Exercise description => Leave out the pictures and copy each record below exactly.

* start Dataset extract *

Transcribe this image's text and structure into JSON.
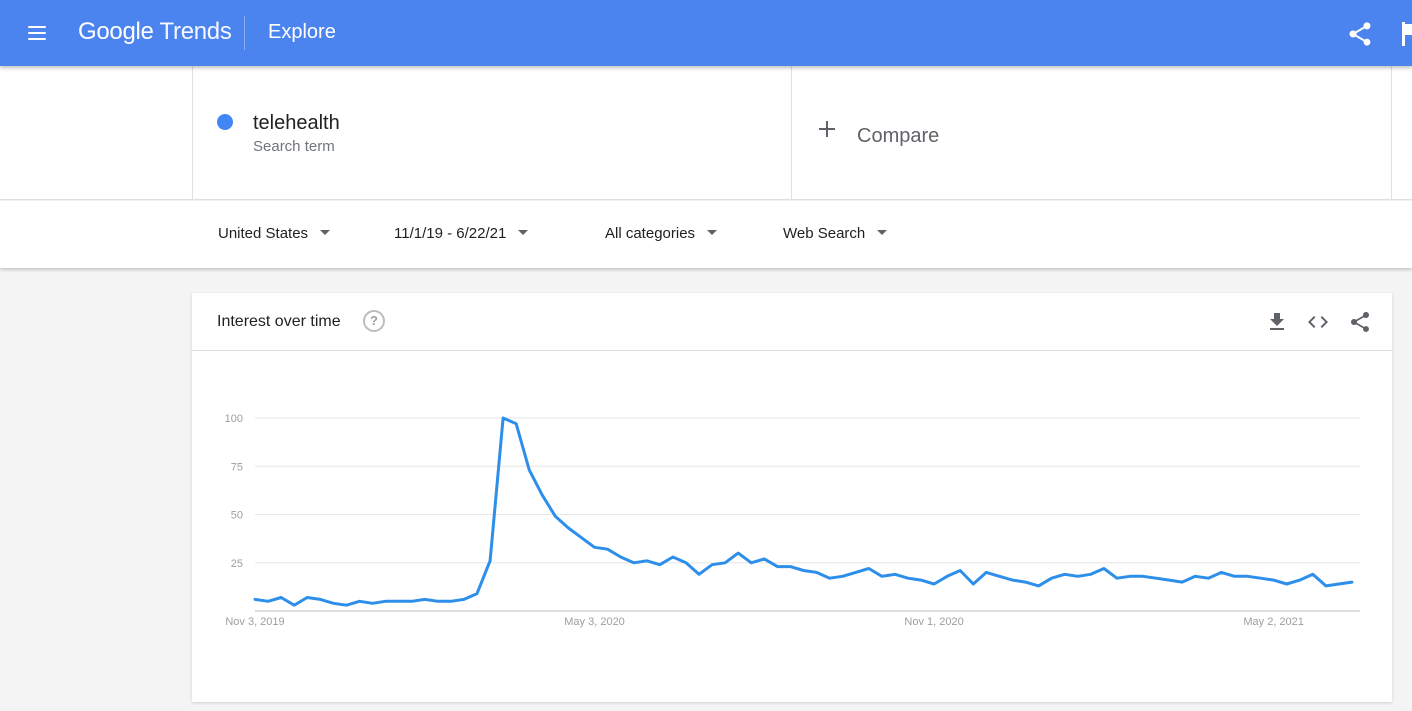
{
  "header": {
    "logo_google": "Google",
    "logo_trends": "Trends",
    "page_title": "Explore",
    "bg_color": "#4b84ee"
  },
  "search_terms": [
    {
      "name": "telehealth",
      "type": "Search term",
      "color": "#4285f4"
    }
  ],
  "compare": {
    "label": "Compare"
  },
  "filters": {
    "region": "United States",
    "time_range": "11/1/19 - 6/22/21",
    "category": "All categories",
    "search_type": "Web Search"
  },
  "card": {
    "title": "Interest over time",
    "help_icon": "?",
    "tools": [
      "download-icon",
      "embed-icon",
      "share-icon"
    ]
  },
  "chart_data": {
    "type": "line",
    "y_ticks": [
      25,
      50,
      75,
      100
    ],
    "ylim": [
      0,
      100
    ],
    "x_tick_labels": [
      "Nov 3, 2019",
      "May 3, 2020",
      "Nov 1, 2020",
      "May 2, 2021"
    ],
    "x_tick_weeks": [
      0,
      26,
      52,
      78
    ],
    "series": [
      {
        "color": "#2d8fea",
        "values": [
          6,
          5,
          7,
          3,
          7,
          6,
          4,
          3,
          5,
          4,
          5,
          5,
          5,
          6,
          5,
          5,
          6,
          9,
          26,
          100,
          97,
          73,
          60,
          49,
          43,
          38,
          33,
          32,
          28,
          25,
          26,
          24,
          28,
          25,
          19,
          24,
          25,
          30,
          25,
          27,
          23,
          23,
          21,
          20,
          17,
          18,
          20,
          22,
          18,
          19,
          17,
          16,
          14,
          18,
          21,
          14,
          20,
          18,
          16,
          15,
          13,
          17,
          19,
          18,
          19,
          22,
          17,
          18,
          18,
          17,
          16,
          15,
          18,
          17,
          20,
          18,
          18,
          17,
          16,
          14,
          16,
          19,
          13,
          14,
          15
        ]
      }
    ]
  }
}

* end Dataset extract *

Task answer =>
Transcribe this image's text and structure into JSON.
{
  "header": {
    "logo_google": "Google",
    "logo_trends": "Trends",
    "page_title": "Explore",
    "bg_color": "#4b84ee"
  },
  "search_terms": [
    {
      "name": "telehealth",
      "type": "Search term",
      "color": "#4285f4"
    }
  ],
  "compare": {
    "label": "Compare"
  },
  "filters": {
    "region": "United States",
    "time_range": "11/1/19 - 6/22/21",
    "category": "All categories",
    "search_type": "Web Search"
  },
  "card": {
    "title": "Interest over time",
    "help_icon": "?",
    "tools": [
      "download-icon",
      "embed-icon",
      "share-icon"
    ]
  },
  "chart_data": {
    "type": "line",
    "y_ticks": [
      25,
      50,
      75,
      100
    ],
    "ylim": [
      0,
      100
    ],
    "x_tick_labels": [
      "Nov 3, 2019",
      "May 3, 2020",
      "Nov 1, 2020",
      "May 2, 2021"
    ],
    "x_tick_weeks": [
      0,
      26,
      52,
      78
    ],
    "series": [
      {
        "color": "#2d8fea",
        "values": [
          6,
          5,
          7,
          3,
          7,
          6,
          4,
          3,
          5,
          4,
          5,
          5,
          5,
          6,
          5,
          5,
          6,
          9,
          26,
          100,
          97,
          73,
          60,
          49,
          43,
          38,
          33,
          32,
          28,
          25,
          26,
          24,
          28,
          25,
          19,
          24,
          25,
          30,
          25,
          27,
          23,
          23,
          21,
          20,
          17,
          18,
          20,
          22,
          18,
          19,
          17,
          16,
          14,
          18,
          21,
          14,
          20,
          18,
          16,
          15,
          13,
          17,
          19,
          18,
          19,
          22,
          17,
          18,
          18,
          17,
          16,
          15,
          18,
          17,
          20,
          18,
          18,
          17,
          16,
          14,
          16,
          19,
          13,
          14,
          15
        ]
      }
    ]
  }
}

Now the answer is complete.